DESCRIPTION OF THE TASK:
Reproduce the lines of the records from the line with "Where is each" to the line with "tab-label: START OG", changing "sunvisor-section" to "sun-visor-section" and leaving everything else unchanged.
-- begin DATASET CONTENT --
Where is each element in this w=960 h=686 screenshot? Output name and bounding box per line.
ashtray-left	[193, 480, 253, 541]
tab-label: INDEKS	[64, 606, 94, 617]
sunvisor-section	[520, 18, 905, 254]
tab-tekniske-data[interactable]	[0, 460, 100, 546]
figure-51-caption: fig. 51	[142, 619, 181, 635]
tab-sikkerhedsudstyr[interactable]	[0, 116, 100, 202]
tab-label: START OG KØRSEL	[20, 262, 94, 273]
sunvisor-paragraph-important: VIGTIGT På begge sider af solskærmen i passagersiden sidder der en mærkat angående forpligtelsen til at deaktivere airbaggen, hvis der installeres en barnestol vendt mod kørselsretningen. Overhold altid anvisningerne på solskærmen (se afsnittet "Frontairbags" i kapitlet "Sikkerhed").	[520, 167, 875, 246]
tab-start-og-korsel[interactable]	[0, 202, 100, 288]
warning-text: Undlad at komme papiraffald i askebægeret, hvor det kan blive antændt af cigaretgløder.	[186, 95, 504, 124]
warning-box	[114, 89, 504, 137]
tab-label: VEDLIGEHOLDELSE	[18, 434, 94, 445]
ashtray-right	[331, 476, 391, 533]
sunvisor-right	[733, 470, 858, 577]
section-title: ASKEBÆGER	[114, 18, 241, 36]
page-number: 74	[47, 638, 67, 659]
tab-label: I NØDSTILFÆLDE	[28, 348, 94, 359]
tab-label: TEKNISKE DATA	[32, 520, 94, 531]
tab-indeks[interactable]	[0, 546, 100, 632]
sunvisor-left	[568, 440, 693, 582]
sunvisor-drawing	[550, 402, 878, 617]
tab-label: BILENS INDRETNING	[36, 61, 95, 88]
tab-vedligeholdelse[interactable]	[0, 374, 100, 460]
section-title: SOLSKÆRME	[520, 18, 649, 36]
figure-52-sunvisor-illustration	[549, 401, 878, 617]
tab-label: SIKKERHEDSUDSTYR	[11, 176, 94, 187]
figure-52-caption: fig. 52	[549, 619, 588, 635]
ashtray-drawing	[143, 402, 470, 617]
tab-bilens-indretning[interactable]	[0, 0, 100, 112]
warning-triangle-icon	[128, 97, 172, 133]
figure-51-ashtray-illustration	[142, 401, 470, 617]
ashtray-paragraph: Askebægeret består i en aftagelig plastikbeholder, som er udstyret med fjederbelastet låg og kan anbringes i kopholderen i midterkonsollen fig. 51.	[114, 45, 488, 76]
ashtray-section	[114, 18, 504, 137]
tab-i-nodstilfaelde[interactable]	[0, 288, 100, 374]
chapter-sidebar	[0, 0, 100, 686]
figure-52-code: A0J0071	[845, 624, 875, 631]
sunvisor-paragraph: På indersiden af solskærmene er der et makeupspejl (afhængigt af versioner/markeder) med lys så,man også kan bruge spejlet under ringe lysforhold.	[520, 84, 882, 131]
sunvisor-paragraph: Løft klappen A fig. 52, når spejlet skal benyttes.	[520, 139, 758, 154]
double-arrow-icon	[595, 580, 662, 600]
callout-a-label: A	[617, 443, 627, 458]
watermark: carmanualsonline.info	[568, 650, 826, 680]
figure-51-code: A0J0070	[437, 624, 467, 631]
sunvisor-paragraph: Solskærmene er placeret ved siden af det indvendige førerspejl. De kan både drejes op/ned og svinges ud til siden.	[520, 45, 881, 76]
-- end DATASET CONTENT --
-- begin DATASET CONTENT --
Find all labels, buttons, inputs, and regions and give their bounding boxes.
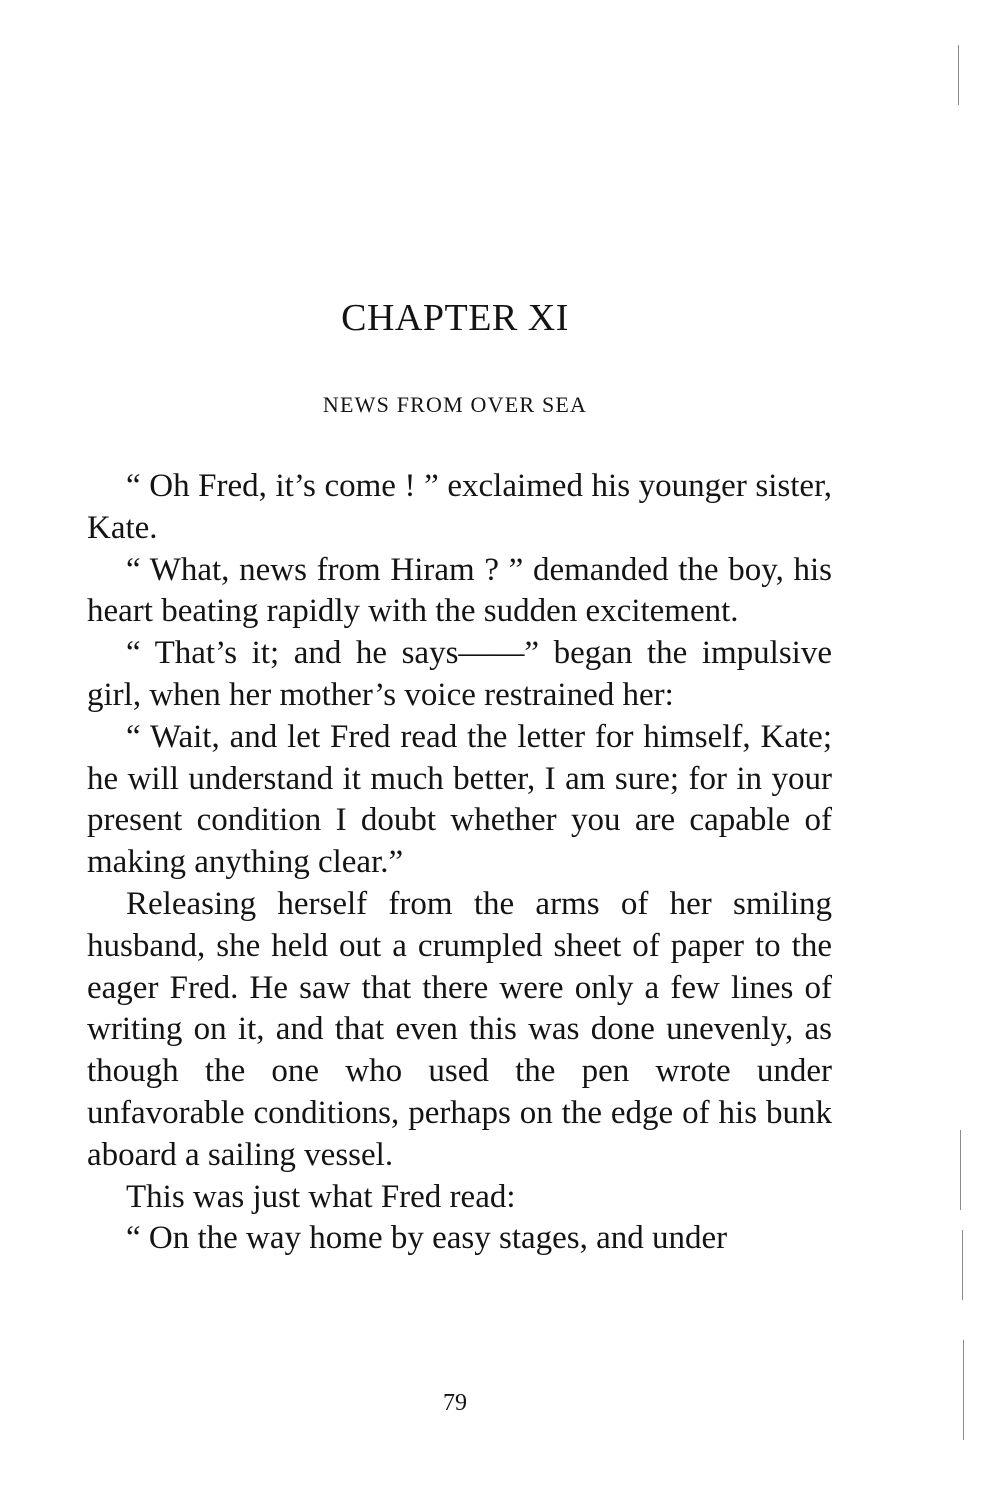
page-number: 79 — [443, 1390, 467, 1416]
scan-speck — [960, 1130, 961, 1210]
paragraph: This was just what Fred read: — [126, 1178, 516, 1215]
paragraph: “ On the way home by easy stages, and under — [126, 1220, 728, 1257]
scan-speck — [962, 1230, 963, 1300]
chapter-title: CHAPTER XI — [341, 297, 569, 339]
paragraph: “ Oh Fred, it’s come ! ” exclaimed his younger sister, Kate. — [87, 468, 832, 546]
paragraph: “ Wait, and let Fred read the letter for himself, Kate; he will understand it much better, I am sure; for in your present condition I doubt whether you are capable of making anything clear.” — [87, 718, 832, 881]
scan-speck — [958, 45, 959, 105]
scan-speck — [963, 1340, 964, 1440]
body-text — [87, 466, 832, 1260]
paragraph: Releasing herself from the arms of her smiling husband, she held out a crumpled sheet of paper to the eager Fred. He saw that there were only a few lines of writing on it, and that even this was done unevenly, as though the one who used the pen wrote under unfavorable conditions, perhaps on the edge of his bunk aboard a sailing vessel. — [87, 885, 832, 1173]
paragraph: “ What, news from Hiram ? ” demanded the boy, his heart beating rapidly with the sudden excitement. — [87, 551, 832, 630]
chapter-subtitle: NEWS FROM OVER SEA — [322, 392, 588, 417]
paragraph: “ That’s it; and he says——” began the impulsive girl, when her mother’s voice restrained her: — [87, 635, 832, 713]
-- end DATASET CONTENT --
RESULT:
Where is each element in this w=960 h=686 screenshot? Output name and bounding box per line.
ashtray-left	[193, 480, 253, 541]
tab-label: INDEKS	[64, 606, 94, 617]
sun-visor-section	[520, 18, 905, 254]
tab-tekniske-data[interactable]	[0, 460, 100, 546]
figure-51-caption: fig. 51	[142, 619, 181, 635]
tab-sikkerhedsudstyr[interactable]	[0, 116, 100, 202]
tab-label: START OG KØRSEL	[20, 262, 94, 273]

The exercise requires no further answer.